___ EXERCISE INPUT
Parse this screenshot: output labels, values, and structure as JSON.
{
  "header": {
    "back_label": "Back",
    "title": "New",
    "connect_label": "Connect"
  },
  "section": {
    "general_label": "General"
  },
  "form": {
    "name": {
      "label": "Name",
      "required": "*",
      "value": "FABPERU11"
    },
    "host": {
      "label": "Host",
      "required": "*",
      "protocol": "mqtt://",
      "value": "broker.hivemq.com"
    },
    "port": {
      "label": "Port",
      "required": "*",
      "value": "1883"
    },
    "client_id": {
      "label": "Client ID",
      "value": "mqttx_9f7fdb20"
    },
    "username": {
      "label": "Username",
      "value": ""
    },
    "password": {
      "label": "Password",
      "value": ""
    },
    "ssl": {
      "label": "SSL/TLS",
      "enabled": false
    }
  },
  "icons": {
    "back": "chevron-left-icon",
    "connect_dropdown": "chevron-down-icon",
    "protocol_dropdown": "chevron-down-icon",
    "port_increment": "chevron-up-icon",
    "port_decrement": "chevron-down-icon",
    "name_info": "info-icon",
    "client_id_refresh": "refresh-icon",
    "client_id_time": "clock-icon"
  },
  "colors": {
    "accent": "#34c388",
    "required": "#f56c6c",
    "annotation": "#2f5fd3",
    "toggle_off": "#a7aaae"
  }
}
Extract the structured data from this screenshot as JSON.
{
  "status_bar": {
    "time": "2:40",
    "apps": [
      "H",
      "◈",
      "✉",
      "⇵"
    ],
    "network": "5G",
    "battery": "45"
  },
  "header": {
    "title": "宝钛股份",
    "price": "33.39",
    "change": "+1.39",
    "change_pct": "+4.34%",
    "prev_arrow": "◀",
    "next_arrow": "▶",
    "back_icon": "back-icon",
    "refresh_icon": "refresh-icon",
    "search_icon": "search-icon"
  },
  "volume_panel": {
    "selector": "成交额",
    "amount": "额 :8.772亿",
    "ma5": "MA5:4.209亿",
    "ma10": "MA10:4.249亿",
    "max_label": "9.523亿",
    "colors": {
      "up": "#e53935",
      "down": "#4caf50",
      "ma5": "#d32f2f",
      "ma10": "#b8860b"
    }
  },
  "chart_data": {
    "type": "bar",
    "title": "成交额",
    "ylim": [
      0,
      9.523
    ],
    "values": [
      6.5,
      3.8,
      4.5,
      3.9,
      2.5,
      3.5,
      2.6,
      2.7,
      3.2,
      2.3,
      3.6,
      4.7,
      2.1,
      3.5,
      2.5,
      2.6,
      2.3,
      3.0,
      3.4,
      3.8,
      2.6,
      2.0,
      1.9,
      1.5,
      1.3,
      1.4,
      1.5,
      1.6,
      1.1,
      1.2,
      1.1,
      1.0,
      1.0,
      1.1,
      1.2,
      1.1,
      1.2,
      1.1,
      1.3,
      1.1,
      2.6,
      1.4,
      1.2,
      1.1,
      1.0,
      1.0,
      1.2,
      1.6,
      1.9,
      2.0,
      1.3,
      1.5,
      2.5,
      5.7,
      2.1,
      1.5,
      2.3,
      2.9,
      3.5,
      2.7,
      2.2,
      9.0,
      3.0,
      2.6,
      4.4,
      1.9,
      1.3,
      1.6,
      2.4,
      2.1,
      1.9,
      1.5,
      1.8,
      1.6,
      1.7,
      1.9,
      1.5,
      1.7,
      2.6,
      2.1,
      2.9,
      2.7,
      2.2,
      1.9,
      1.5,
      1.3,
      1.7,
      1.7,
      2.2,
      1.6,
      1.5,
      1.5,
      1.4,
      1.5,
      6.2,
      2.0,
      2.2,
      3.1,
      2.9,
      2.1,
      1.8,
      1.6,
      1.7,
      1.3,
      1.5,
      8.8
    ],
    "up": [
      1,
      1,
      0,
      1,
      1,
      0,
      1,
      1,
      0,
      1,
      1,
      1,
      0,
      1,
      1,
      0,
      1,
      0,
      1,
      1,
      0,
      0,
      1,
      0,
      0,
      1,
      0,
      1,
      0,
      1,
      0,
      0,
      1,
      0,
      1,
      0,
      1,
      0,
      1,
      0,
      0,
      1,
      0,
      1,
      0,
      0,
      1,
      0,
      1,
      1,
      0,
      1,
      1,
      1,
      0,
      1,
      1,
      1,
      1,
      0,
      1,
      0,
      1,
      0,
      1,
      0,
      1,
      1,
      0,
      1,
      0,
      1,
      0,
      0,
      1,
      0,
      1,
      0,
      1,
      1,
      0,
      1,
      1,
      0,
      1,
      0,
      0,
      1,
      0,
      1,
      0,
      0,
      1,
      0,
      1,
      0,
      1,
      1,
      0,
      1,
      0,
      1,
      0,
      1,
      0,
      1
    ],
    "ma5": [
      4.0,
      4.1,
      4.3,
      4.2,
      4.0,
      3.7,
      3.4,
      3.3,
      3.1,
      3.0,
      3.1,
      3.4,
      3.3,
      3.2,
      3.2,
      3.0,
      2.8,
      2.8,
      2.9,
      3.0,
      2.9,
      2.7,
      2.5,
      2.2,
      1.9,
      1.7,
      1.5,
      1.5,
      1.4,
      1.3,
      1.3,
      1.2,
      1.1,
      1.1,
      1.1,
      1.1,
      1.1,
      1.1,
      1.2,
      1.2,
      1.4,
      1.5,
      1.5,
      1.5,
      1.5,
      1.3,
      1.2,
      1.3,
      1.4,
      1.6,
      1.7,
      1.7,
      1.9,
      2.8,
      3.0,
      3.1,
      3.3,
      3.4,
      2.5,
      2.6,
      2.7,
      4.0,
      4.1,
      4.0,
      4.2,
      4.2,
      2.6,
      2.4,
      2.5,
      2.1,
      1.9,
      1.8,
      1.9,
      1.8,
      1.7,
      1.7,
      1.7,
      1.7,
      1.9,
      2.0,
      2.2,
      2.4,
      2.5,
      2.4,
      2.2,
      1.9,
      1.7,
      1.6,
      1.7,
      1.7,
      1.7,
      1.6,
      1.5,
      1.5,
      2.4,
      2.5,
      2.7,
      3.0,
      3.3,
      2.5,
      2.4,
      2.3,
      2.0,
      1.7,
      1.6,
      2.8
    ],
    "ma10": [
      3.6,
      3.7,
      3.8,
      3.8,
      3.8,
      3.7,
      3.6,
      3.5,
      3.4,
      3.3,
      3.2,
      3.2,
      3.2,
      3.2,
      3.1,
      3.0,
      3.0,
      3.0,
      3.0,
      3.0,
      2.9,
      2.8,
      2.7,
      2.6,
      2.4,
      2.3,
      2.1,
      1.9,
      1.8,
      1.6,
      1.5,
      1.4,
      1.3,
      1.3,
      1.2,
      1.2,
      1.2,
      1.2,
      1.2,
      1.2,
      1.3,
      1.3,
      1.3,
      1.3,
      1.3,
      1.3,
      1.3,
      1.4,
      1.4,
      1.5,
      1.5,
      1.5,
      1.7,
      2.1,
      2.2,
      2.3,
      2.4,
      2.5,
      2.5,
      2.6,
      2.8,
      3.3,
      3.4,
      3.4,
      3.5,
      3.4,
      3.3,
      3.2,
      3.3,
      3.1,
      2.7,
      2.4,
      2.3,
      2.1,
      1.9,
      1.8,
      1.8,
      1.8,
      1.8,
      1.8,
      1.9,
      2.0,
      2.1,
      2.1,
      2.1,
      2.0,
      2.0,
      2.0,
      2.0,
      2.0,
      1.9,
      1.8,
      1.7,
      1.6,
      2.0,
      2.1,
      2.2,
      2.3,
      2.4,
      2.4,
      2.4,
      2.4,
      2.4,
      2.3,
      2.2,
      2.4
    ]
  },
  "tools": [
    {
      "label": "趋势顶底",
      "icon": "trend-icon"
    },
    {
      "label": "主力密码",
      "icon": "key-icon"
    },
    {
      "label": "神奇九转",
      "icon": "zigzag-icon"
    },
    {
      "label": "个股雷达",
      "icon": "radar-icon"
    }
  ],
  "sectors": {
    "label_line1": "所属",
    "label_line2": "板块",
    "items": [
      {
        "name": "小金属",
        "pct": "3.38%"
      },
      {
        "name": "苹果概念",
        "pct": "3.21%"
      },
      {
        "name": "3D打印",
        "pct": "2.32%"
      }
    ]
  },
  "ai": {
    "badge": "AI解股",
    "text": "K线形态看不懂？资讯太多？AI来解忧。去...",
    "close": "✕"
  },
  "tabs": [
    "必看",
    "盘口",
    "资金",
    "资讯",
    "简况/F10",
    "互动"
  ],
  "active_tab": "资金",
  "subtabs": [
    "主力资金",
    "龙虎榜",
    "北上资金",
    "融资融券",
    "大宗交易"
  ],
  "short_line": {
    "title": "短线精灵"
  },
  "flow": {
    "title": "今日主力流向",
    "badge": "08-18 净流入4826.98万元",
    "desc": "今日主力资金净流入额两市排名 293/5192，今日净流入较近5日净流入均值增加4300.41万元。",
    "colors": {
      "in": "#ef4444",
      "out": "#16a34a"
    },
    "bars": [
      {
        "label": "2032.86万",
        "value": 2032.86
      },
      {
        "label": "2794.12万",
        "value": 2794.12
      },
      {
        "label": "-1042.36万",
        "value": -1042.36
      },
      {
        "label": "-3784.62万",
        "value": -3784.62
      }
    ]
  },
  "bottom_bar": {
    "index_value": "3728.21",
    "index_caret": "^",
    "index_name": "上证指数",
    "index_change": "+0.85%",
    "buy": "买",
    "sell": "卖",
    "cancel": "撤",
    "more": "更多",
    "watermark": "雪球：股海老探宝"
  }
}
______
WHAT IS BEING ASKED: The answer is the number of lines in the preceding material that hold "title"; write that number and nothing else.

RESULT: 5